WHAT IS EXPECTED:
Write out the records again, replacing "row-label" with "row-header" throughout and changing nothing else. Leave the pictures out.

•••

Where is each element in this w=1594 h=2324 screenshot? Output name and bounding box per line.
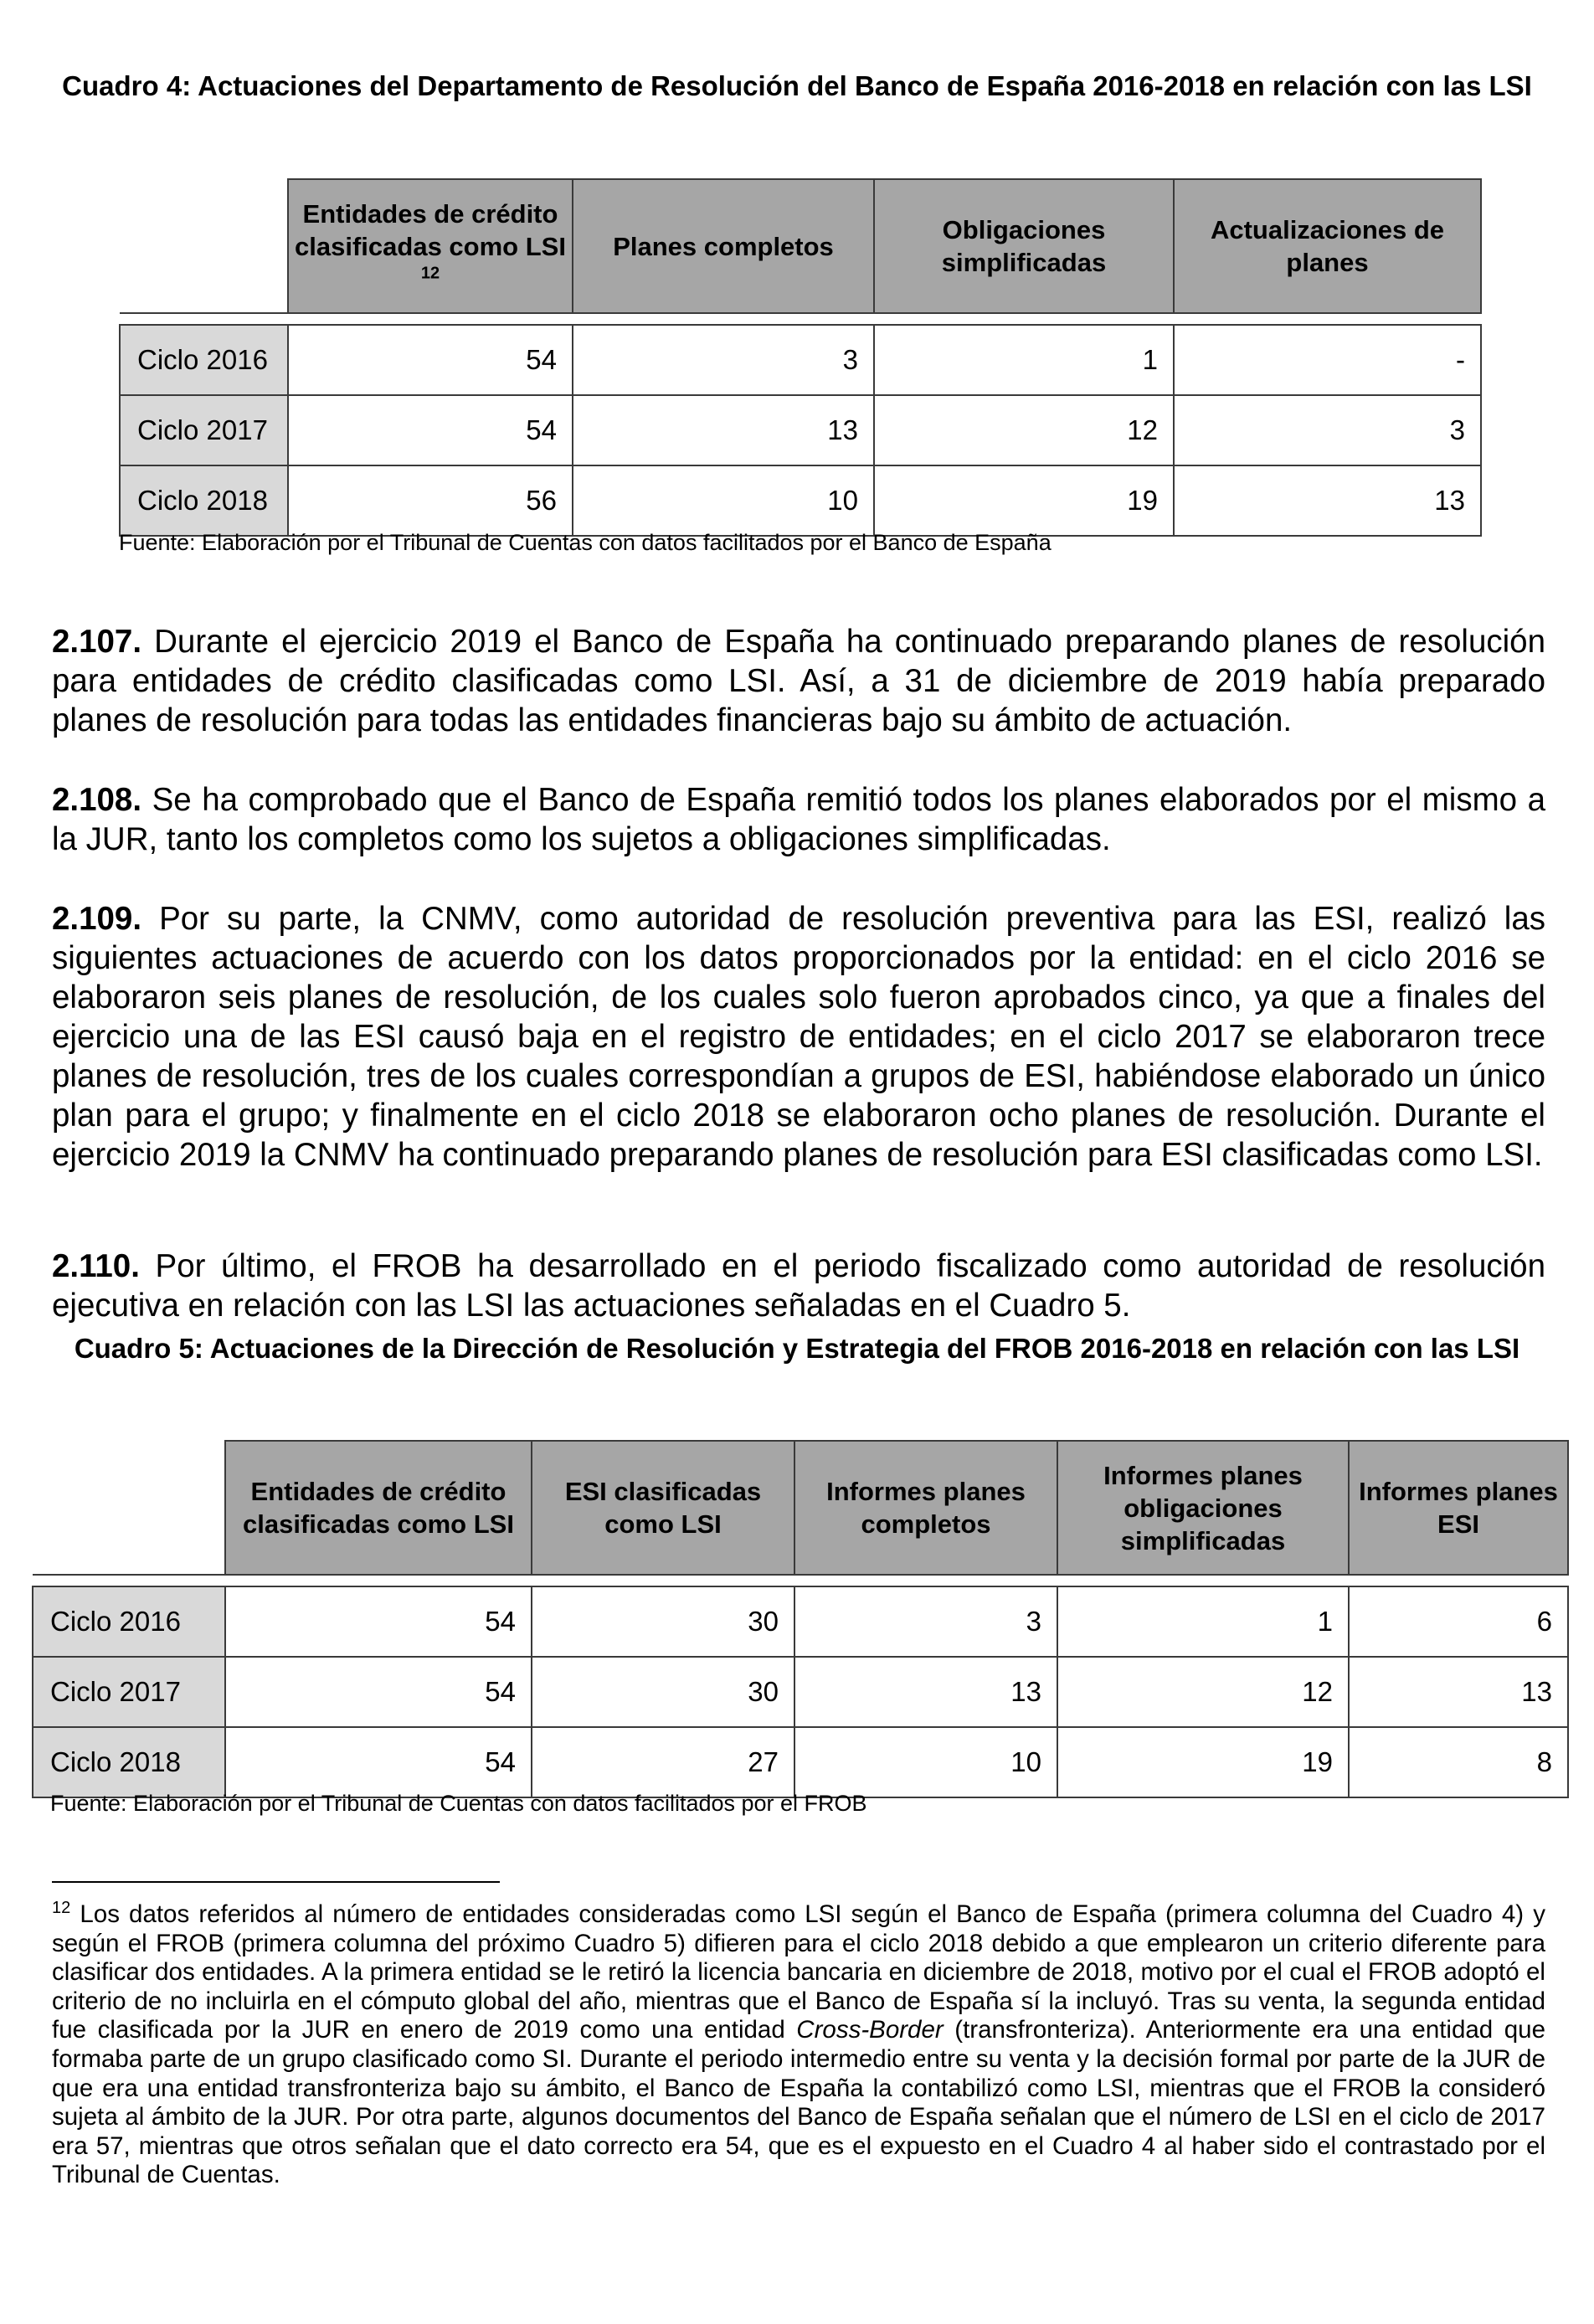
row-label: Ciclo 2017 [33,1657,225,1727]
row-label: Ciclo 2017 [120,395,288,465]
table-cell: 54 [288,325,573,395]
cuadro4-header-cell: Actualizaciones de planes [1174,179,1481,313]
cuadro5-corner [33,1441,225,1575]
table-row [33,1727,1568,1797]
cuadro5-table [32,1440,1569,1798]
footnote-12 [52,1900,1545,2190]
cuadro4-header-cell: Obligaciones simplificadas [874,179,1174,313]
paragraph-number: 2.107. [52,623,142,660]
cuadro4-table [119,178,1482,537]
table-cell: 12 [874,395,1174,465]
paragraph-2-109 [52,899,1545,1175]
cuadro4-source: Fuente: Elaboración por el Tribunal de Cuentas con datos facilitados por el Banco de España [119,530,1052,555]
table-cell: 10 [573,465,874,536]
table-row [120,395,1481,465]
cuadro5-header-cell: ESI clasificadas como LSI [532,1441,794,1575]
table-cell: 10 [794,1727,1057,1797]
table-row [33,1586,1568,1657]
table-cell: 30 [532,1657,794,1727]
paragraph-text: Por último, el FROB ha desarrollado en el periodo fiscalizado como autoridad de resolución ejecutiva en relación con las LSI las actuaciones señaladas en el Cuadro 5. [52,1247,1546,1324]
table-cell: 27 [532,1727,794,1797]
footnote-text: Los datos referidos al número de entidades consideradas como LSI según el Banco de España (primera columna del Cuadro 4) y según el FROB (primera columna del próximo Cuadro 5) difieren para el ciclo 2018 debido a que emplearon un criterio diferente para clasificar dos entidades. A la primera entidad se le retiró la licencia bancaria en diciembre de 2018, motivo por el cual el FROB adoptó el criterio de no incluirla en el cómputo global del año, mientras que el Banco de España sí la incluyó. Tras su venta, la segunda entidad fue clasificada por la JUR en enero de 2019 como una entidad [52,1900,1545,2044]
row-label: Ciclo 2018 [33,1727,225,1797]
table-cell: 54 [225,1586,532,1657]
table-spacer [120,313,1481,325]
paragraph-2-107 [52,622,1545,740]
table-cell: 19 [1057,1727,1349,1797]
cuadro5-title: Cuadro 5: Actuaciones de la Dirección de Resolución y Estrategia del FROB 2016-2018 en relación con las LSI [74,1333,1520,1364]
footnote-text-cont: (transfronteriza). Anteriormente era una entidad que formaba parte de un grupo clasificado como SI. Durante el periodo intermedio entre su venta y la decisión formal por parte de la JUR de que era una entidad transfronteriza bajo su ámbito, el Banco de España la contabilizó como LSI, mientras que el FROB la consideró sujeta al ámbito de la JUR. Por otra parte, algunos documentos del Banco de España señalan que el número de LSI en el ciclo de 2017 era 57, mientras que otros señalan que el dato correcto era 54, que es el expuesto en el Cuadro 4 al haber sido el contrastado por el Tribunal de Cuentas. [52,2016,1545,2189]
table-cell: 54 [288,395,573,465]
table-cell: 6 [1349,1586,1568,1657]
table-row [33,1657,1568,1727]
table-row [120,465,1481,536]
table-cell: 3 [1174,395,1481,465]
table-cell: 12 [1057,1657,1349,1727]
table-cell: 1 [874,325,1174,395]
table-cell: 56 [288,465,573,536]
paragraph-text: Durante el ejercicio 2019 el Banco de España ha continuado preparando planes de resolución para entidades de crédito clasificadas como LSI. Así, a 31 de diciembre de 2019 había preparado planes de resolución para todas las entidades financieras bajo su ámbito de actuación. [52,623,1545,738]
footnote-separator [52,1881,500,1883]
cuadro5-header-row [33,1441,1568,1575]
cuadro5-header-cell: Informes planes obligaciones simplificadas [1057,1441,1349,1575]
table-cell: 3 [794,1586,1057,1657]
row-label: Ciclo 2018 [120,465,288,536]
cuadro5-header-cell: Informes planes completos [794,1441,1057,1575]
table-cell: 1 [1057,1586,1349,1657]
footnote-italic-term: Cross-Border [796,2016,944,2044]
paragraph-2-108 [52,780,1545,859]
table-cell: - [1174,325,1481,395]
table-cell: 54 [225,1727,532,1797]
table-cell: 13 [794,1657,1057,1727]
table-cell: 3 [573,325,874,395]
table-cell: 8 [1349,1727,1568,1797]
footnote-mark: 12 [52,1899,71,1918]
paragraph-number: 2.108. [52,781,142,818]
table-cell: 54 [225,1657,532,1727]
paragraph-text: Se ha comprobado que el Banco de España remitió todos los planes elaborados por el mismo a la JUR, tanto los completos como los sujetos a obligaciones simplificadas. [52,781,1545,857]
paragraph-number: 2.109. [52,900,142,937]
cuadro5-header-cell: Informes planes ESI [1349,1441,1568,1575]
cuadro4-header-cell: Planes completos [573,179,874,313]
paragraph-number: 2.110. [52,1247,140,1284]
paragraph-text: Por su parte, la CNMV, como autoridad de resolución preventiva para las ESI, realizó las siguientes actuaciones de acuerdo con los datos proporcionados por la entidad: en el ciclo 2016 se elaboraron seis planes de resolución, de los cuales solo fueron aprobados cinco, ya que a finales del ejercicio una de las ESI causó baja en el registro de entidades; en el ciclo 2017 se elaboraron trece planes de resolución, tres de los cuales correspondían a grupos de ESI, habiéndose elaborado un único plan para el grupo; y finalmente en el ciclo 2018 se elaboraron ocho planes de resolución. Durante el ejercicio 2019 la CNMV ha continuado preparando planes de resolución para ESI clasificadas como LSI. [52,900,1545,1173]
cuadro4-header-row [120,179,1481,313]
row-label: Ciclo 2016 [33,1586,225,1657]
row-label: Ciclo 2016 [120,325,288,395]
cuadro4-title: Cuadro 4: Actuaciones del Departamento de Resolución del Banco de España 2016-2018 en relación con las LSI [62,70,1532,101]
table-cell: 13 [573,395,874,465]
table-row [120,325,1481,395]
cuadro4-header-cell: Entidades de crédito clasificadas como LSI $^{12}$ [288,179,573,313]
table-cell: 13 [1349,1657,1568,1727]
footnote-ref: 12 [420,264,440,283]
cuadro5-source: Fuente: Elaboración por el Tribunal de Cuentas con datos facilitados por el FROB [50,1791,867,1816]
table-spacer [33,1575,1568,1586]
cuadro4-corner [120,179,288,313]
paragraph-2-110 [52,1247,1545,1325]
table-cell: 19 [874,465,1174,536]
table-cell: 30 [532,1586,794,1657]
table-cell: 13 [1174,465,1481,536]
cuadro5-header-cell: Entidades de crédito clasificadas como LSI [225,1441,532,1575]
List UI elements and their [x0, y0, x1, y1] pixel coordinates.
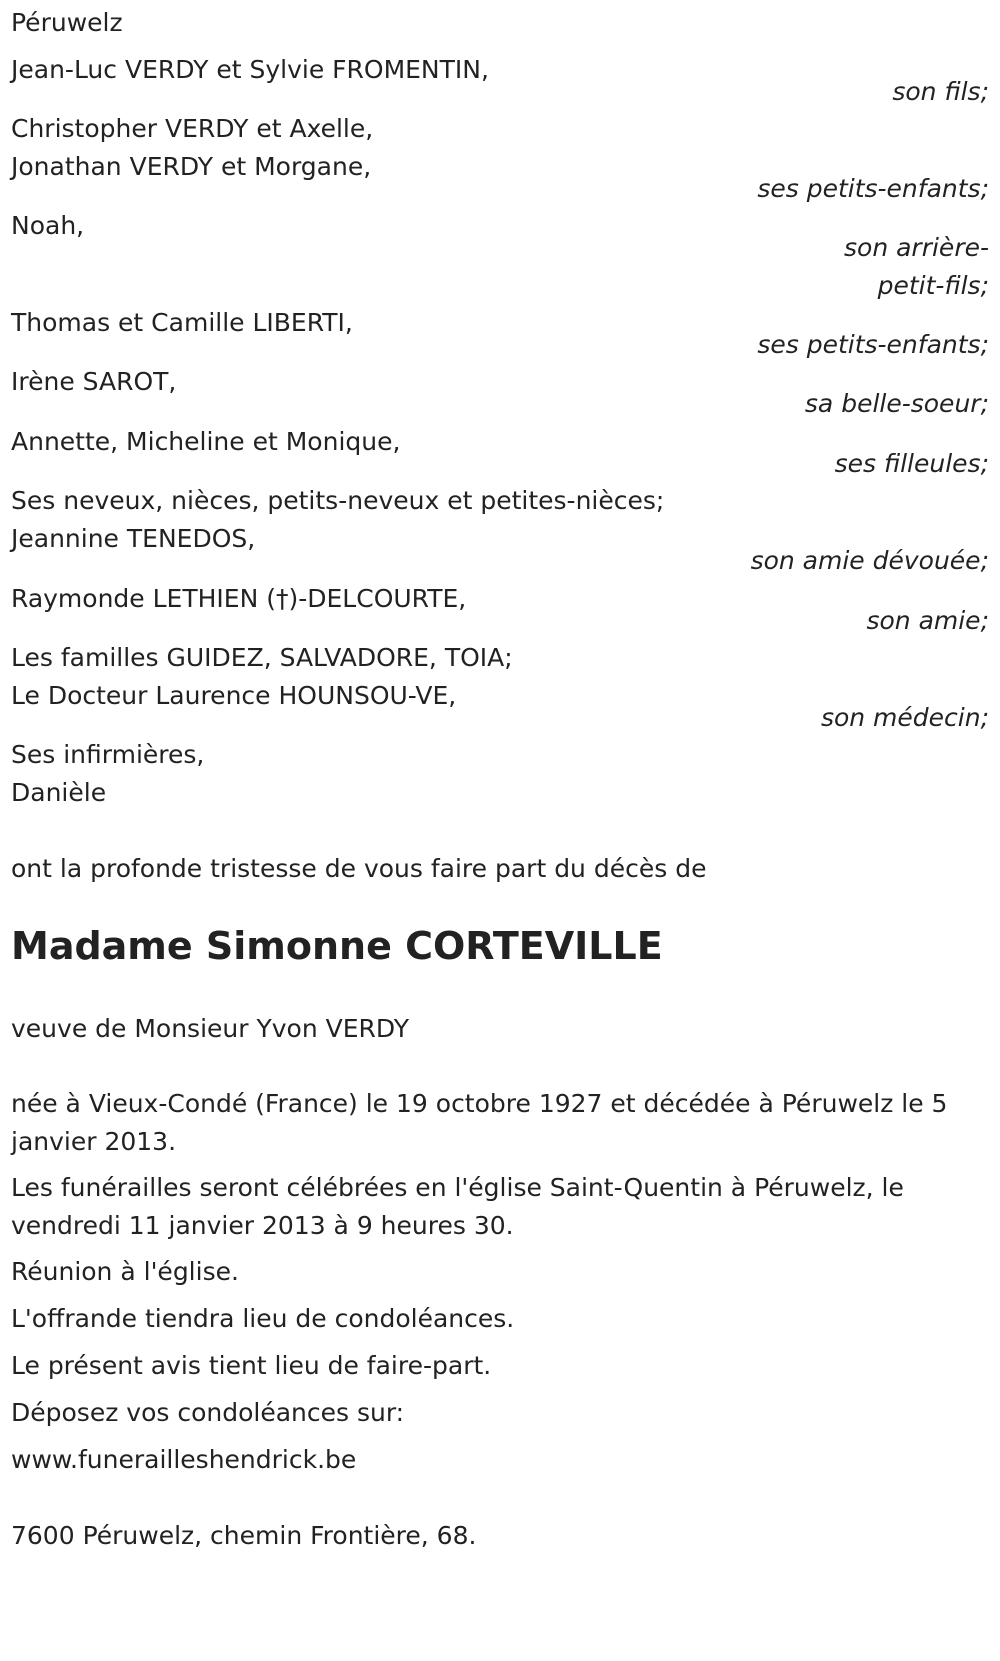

•••

THE COMPLETED TASK:
Where is each element in this w=1594 h=2324 screenshot? Output name and bounding box per line.
row-header: Ciclo 2017 [33,1657,225,1727]
row-header: Ciclo 2017 [120,395,288,465]
table-cell: 54 [288,325,573,395]
cuadro4-header-cell: Actualizaciones de planes [1174,179,1481,313]
cuadro5-corner [33,1441,225,1575]
table-row [33,1727,1568,1797]
cuadro5-table [32,1440,1569,1798]
footnote-12 [52,1900,1545,2190]
cuadro4-header-cell: Obligaciones simplificadas [874,179,1174,313]
paragraph-number: 2.107. [52,623,142,660]
cuadro4-table [119,178,1482,537]
table-cell: 12 [874,395,1174,465]
paragraph-2-109 [52,899,1545,1175]
cuadro4-source: Fuente: Elaboración por el Tribunal de Cuentas con datos facilitados por el Banco de España [119,530,1052,555]
table-cell: 10 [573,465,874,536]
table-row [120,395,1481,465]
cuadro5-header-cell: ESI clasificadas como LSI [532,1441,794,1575]
table-cell: 10 [794,1727,1057,1797]
table-row [33,1586,1568,1657]
table-cell: 30 [532,1657,794,1727]
paragraph-text: Por último, el FROB ha desarrollado en el periodo fiscalizado como autoridad de resolución ejecutiva en relación con las LSI las actuaciones señaladas en el Cuadro 5. [52,1247,1546,1324]
table-cell: 27 [532,1727,794,1797]
footnote-text: Los datos referidos al número de entidades consideradas como LSI según el Banco de España (primera columna del Cuadro 4) y según el FROB (primera columna del próximo Cuadro 5) difieren para el ciclo 2018 debido a que emplearon un criterio diferente para clasificar dos entidades. A la primera entidad se le retiró la licencia bancaria en diciembre de 2018, motivo por el cual el FROB adoptó el criterio de no incluirla en el cómputo global del año, mientras que el Banco de España sí la incluyó. Tras su venta, la segunda entidad fue clasificada por la JUR en enero de 2019 como una entidad [52,1900,1545,2044]
row-header: Ciclo 2018 [33,1727,225,1797]
table-cell: 54 [225,1586,532,1657]
table-spacer [120,313,1481,325]
paragraph-2-107 [52,622,1545,740]
table-cell: 19 [1057,1727,1349,1797]
cuadro5-title: Cuadro 5: Actuaciones de la Dirección de Resolución y Estrategia del FROB 2016-2018 en relación con las LSI [74,1333,1520,1364]
footnote-text-cont: (transfronteriza). Anteriormente era una entidad que formaba parte de un grupo clasificado como SI. Durante el periodo intermedio entre su venta y la decisión formal por parte de la JUR de que era una entidad transfronteriza bajo su ámbito, el Banco de España la contabilizó como LSI, mientras que el FROB la consideró sujeta al ámbito de la JUR. Por otra parte, algunos documentos del Banco de España señalan que el número de LSI en el ciclo de 2017 era 57, mientras que otros señalan que el dato correcto era 54, que es el expuesto en el Cuadro 4 al haber sido el contrastado por el Tribunal de Cuentas. [52,2016,1545,2189]
table-cell: 54 [288,395,573,465]
table-cell: 6 [1349,1586,1568,1657]
table-row [33,1657,1568,1727]
table-row [120,465,1481,536]
table-cell: 3 [1174,395,1481,465]
table-cell: 12 [1057,1657,1349,1727]
table-cell: 1 [874,325,1174,395]
table-cell: 56 [288,465,573,536]
paragraph-text: Durante el ejercicio 2019 el Banco de España ha continuado preparando planes de resolución para entidades de crédito clasificadas como LSI. Así, a 31 de diciembre de 2019 había preparado planes de resolución para todas las entidades financieras bajo su ámbito de actuación. [52,623,1545,738]
footnote-separator [52,1881,500,1883]
cuadro5-header-row [33,1441,1568,1575]
cuadro5-header-cell: Informes planes obligaciones simplificadas [1057,1441,1349,1575]
table-cell: 3 [794,1586,1057,1657]
row-header: Ciclo 2018 [120,465,288,536]
cuadro5-header-cell: Informes planes completos [794,1441,1057,1575]
table-cell: 1 [1057,1586,1349,1657]
footnote-italic-term: Cross-Border [796,2016,944,2044]
paragraph-2-108 [52,780,1545,859]
table-cell: - [1174,325,1481,395]
table-cell: 54 [225,1727,532,1797]
table-cell: 13 [794,1657,1057,1727]
table-cell: 3 [573,325,874,395]
table-cell: 8 [1349,1727,1568,1797]
footnote-mark: 12 [52,1899,71,1918]
paragraph-number: 2.108. [52,781,142,818]
table-cell: 54 [225,1657,532,1727]
paragraph-text: Se ha comprobado que el Banco de España remitió todos los planes elaborados por el mismo a la JUR, tanto los completos como los sujetos a obligaciones simplificadas. [52,781,1545,857]
paragraph-number: 2.109. [52,900,142,937]
cuadro5-header-cell: Informes planes ESI [1349,1441,1568,1575]
cuadro4-header-cell: Planes completos [573,179,874,313]
paragraph-number: 2.110. [52,1247,140,1284]
paragraph-text: Por su parte, la CNMV, como autoridad de resolución preventiva para las ESI, realizó las siguientes actuaciones de acuerdo con los datos proporcionados por la entidad: en el ciclo 2016 se elaboraron seis planes de resolución, de los cuales solo fueron aprobados cinco, ya que a finales del ejercicio una de las ESI causó baja en el registro de entidades; en el ciclo 2017 se elaboraron trece planes de resolución, tres de los cuales correspondían a grupos de ESI, habiéndose elaborado un único plan para el grupo; y finalmente en el ciclo 2018 se elaboraron ocho planes de resolución. Durante el ejercicio 2019 la CNMV ha continuado preparando planes de resolución para ESI clasificadas como LSI. [52,900,1545,1173]
cuadro4-header-row [120,179,1481,313]
row-header: Ciclo 2016 [33,1586,225,1657]
row-header: Ciclo 2016 [120,325,288,395]
cuadro4-title: Cuadro 4: Actuaciones del Departamento de Resolución del Banco de España 2016-2018 en relación con las LSI [62,70,1532,101]
table-cell: 13 [573,395,874,465]
table-row [120,325,1481,395]
cuadro4-header-cell: Entidades de crédito clasificadas como LSI $^{12}$ [288,179,573,313]
table-cell: 13 [1349,1657,1568,1727]
footnote-ref: 12 [420,264,440,283]
cuadro5-source: Fuente: Elaboración por el Tribunal de Cuentas con datos facilitados por el FROB [50,1791,867,1816]
table-spacer [33,1575,1568,1586]
cuadro4-corner [120,179,288,313]
paragraph-2-110 [52,1247,1545,1325]
table-cell: 19 [874,465,1174,536]
table-cell: 30 [532,1586,794,1657]
table-cell: 13 [1174,465,1481,536]
cuadro5-header-cell: Entidades de crédito clasificadas como LSI [225,1441,532,1575]
List UI elements and their [x0, y0, x1, y1] pixel coordinates.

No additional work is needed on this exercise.